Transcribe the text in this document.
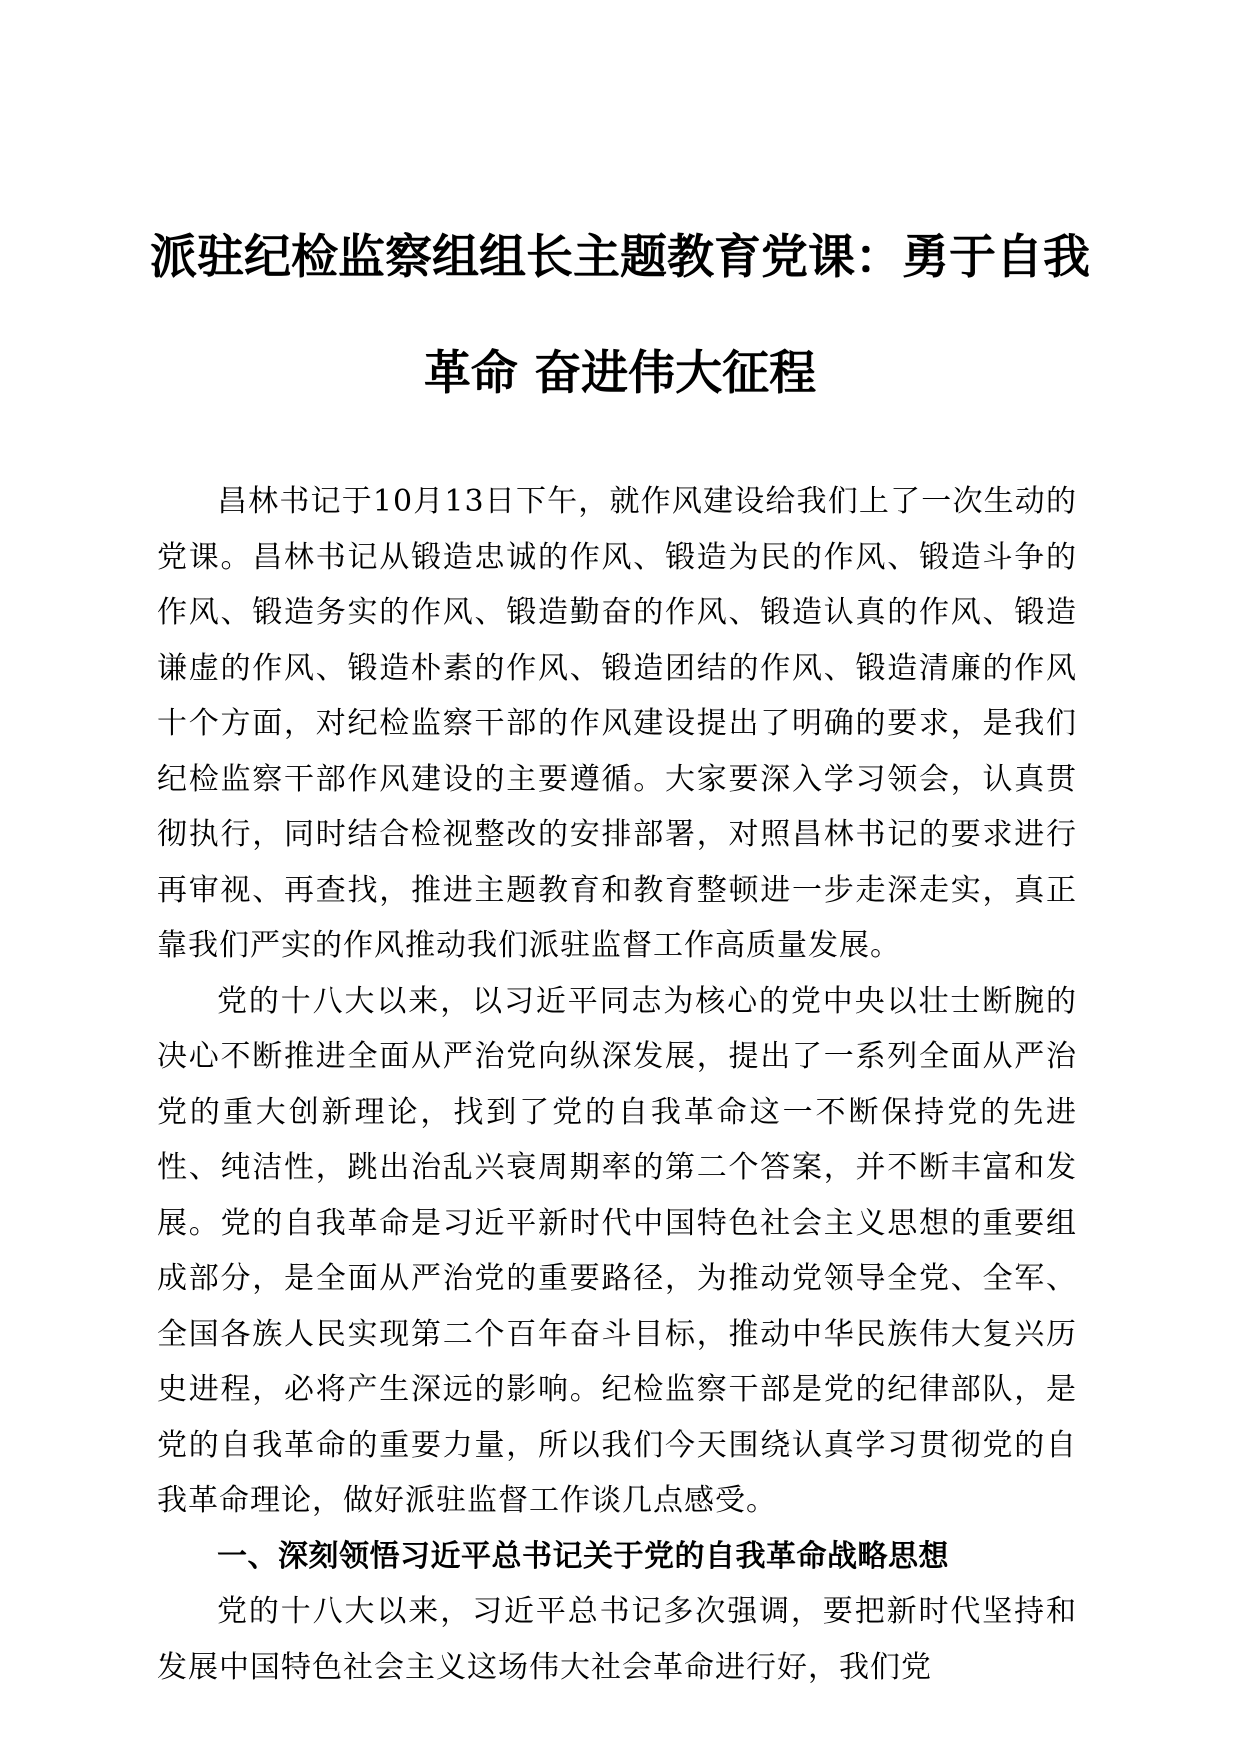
派驻纪检监察组组长主题教育党课：勇于自我
革命 奋进伟大征程

昌林书记于10月13日下午，就作风建设给我们上了一次生动的党课。昌林书记从锻造忠诚的作风、锻造为民的作风、锻造斗争的作风、锻造务实的作风、锻造勤奋的作风、锻造认真的作风、锻造谦虚的作风、锻造朴素的作风、锻造团结的作风、锻造清廉的作风十个方面，对纪检监察干部的作风建设提出了明确的要求，是我们纪检监察干部作风建设的主要遵循。大家要深入学习领会，认真贯彻执行，同时结合检视整改的安排部署，对照昌林书记的要求进行再审视、再查找，推进主题教育和教育整顿进一步走深走实，真正靠我们严实的作风推动我们派驻监督工作高质量发展。

党的十八大以来，以习近平同志为核心的党中央以壮士断腕的决心不断推进全面从严治党向纵深发展，提出了一系列全面从严治党的重大创新理论，找到了党的自我革命这一不断保持党的先进性、纯洁性，跳出治乱兴衰周期率的第二个答案，并不断丰富和发展。党的自我革命是习近平新时代中国特色社会主义思想的重要组成部分，是全面从严治党的重要路径，为推动党领导全党、全军、全国各族人民实现第二个百年奋斗目标，推动中华民族伟大复兴历史进程，必将产生深远的影响。纪检监察干部是党的纪律部队，是党的自我革命的重要力量，所以我们今天围绕认真学习贯彻党的自我革命理论，做好派驻监督工作谈几点感受。

一、深刻领悟习近平总书记关于党的自我革命战略思想

党的十八大以来，习近平总书记多次强调，要把新时代坚持和发展中国特色社会主义这场伟大社会革命进行好，我们党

SET PROBLEM: Look through the records above and report how many lines hold the word "党的十八大以来", giving only the number.

TASK RESULT: 2